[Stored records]
-- start --

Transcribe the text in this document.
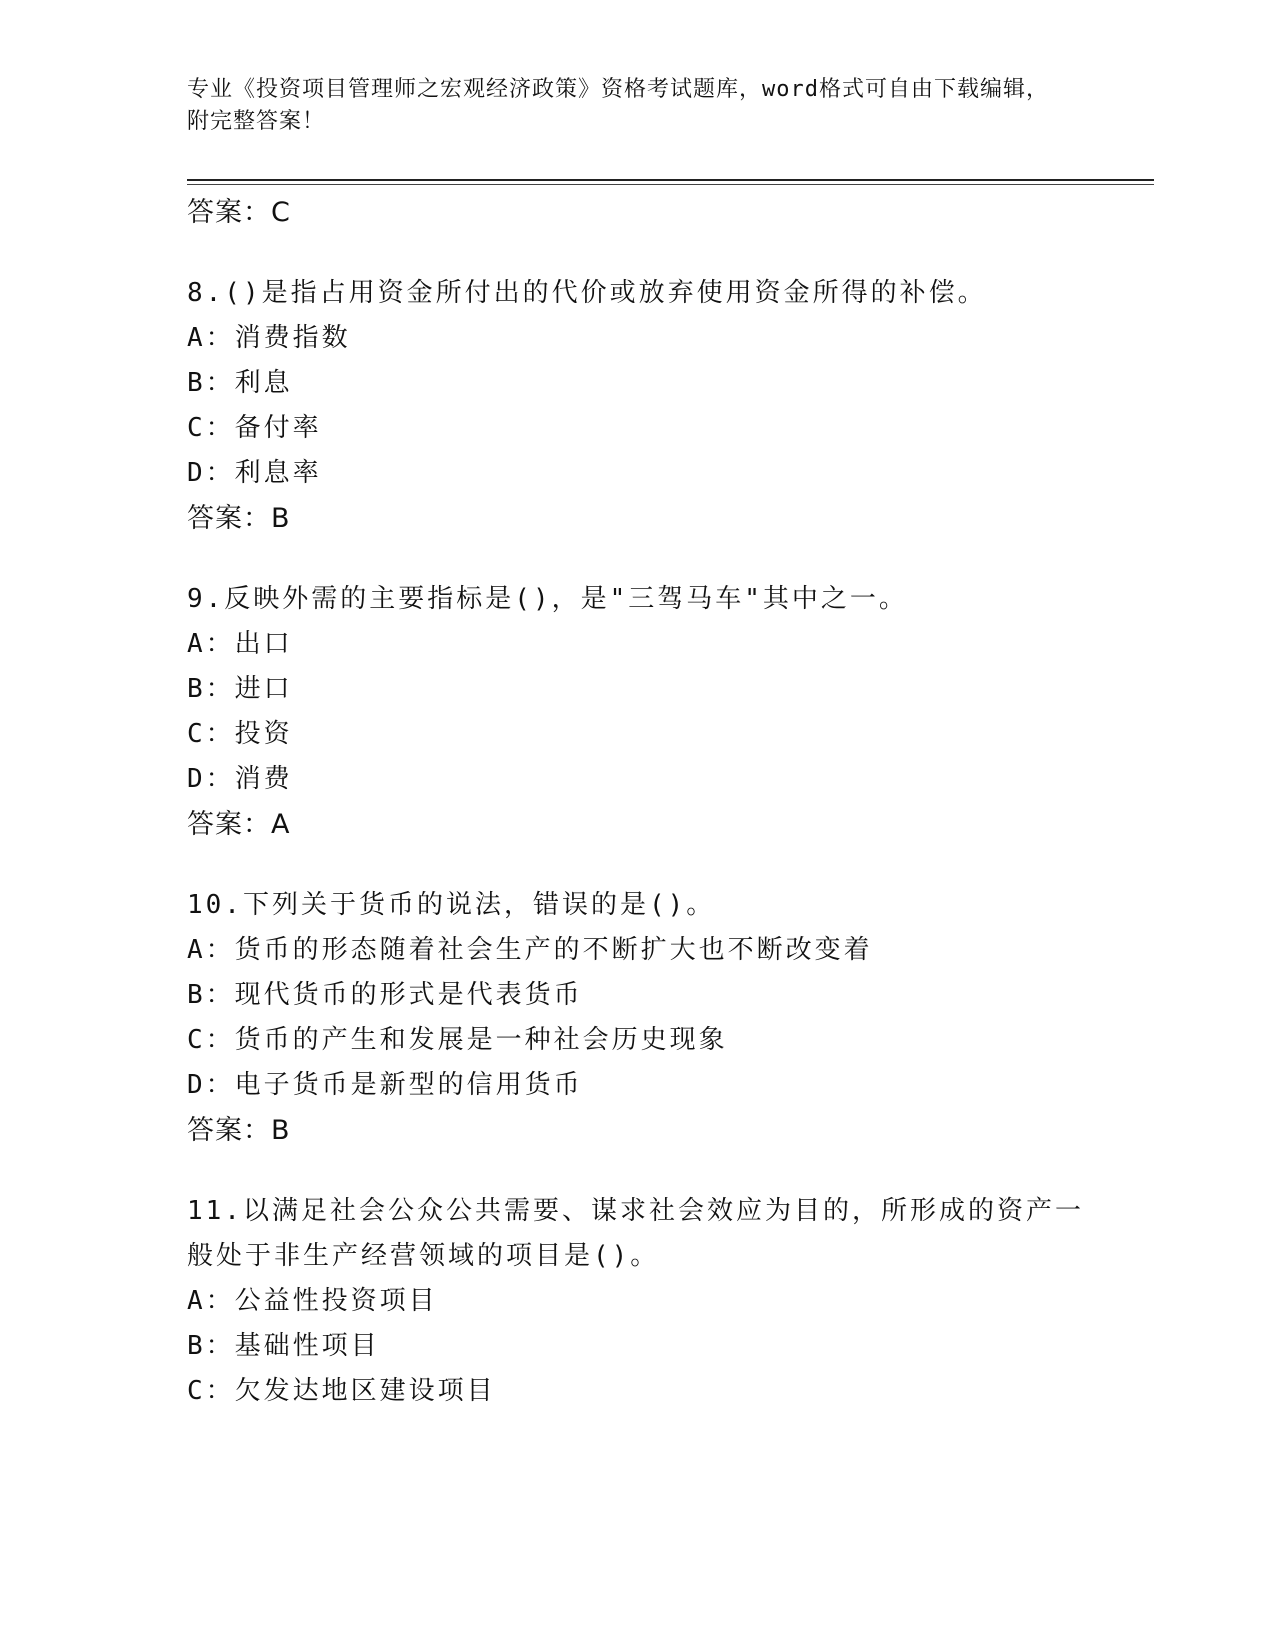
专业《投资项目管理师之宏观经济政策》资格考试题库，word格式可自由下载编辑，附完整答案！
答案：C
8.()是指占用资金所付出的代价或放弃使用资金所得的补偿。
A：消费指数
B：利息
C：备付率
D：利息率
答案：B
9.反映外需的主要指标是()，是"三驾马车"其中之一。
A：出口
B：进口
C：投资
D：消费
答案：A
10.下列关于货币的说法，错误的是()。
A：货币的形态随着社会生产的不断扩大也不断改变着
B：现代货币的形式是代表货币
C：货币的产生和发展是一种社会历史现象
D：电子货币是新型的信用货币
答案：B
11.以满足社会公众公共需要、谋求社会效应为目的，所形成的资产一般处于非生产经营领域的项目是()。
A：公益性投资项目
B：基础性项目
C：欠发达地区建设项目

-- end --

EXERCISE REQUIREMENTS: Make an exact copy of the listing above. Do not include the pictures.

EXERCISE SOLUTION:
Transcribe the text in this document.
专业《投资项目管理师之宏观经济政策》资格考试题库，word格式可自由下载编辑，附完整答案！
答案：C
8.()是指占用资金所付出的代价或放弃使用资金所得的补偿。
A：消费指数
B：利息
C：备付率
D：利息率
答案：B
9.反映外需的主要指标是()，是"三驾马车"其中之一。
A：出口
B：进口
C：投资
D：消费
答案：A
10.下列关于货币的说法，错误的是()。
A：货币的形态随着社会生产的不断扩大也不断改变着
B：现代货币的形式是代表货币
C：货币的产生和发展是一种社会历史现象
D：电子货币是新型的信用货币
答案：B
11.以满足社会公众公共需要、谋求社会效应为目的，所形成的资产一般处于非生产经营领域的项目是()。
A：公益性投资项目
B：基础性项目
C：欠发达地区建设项目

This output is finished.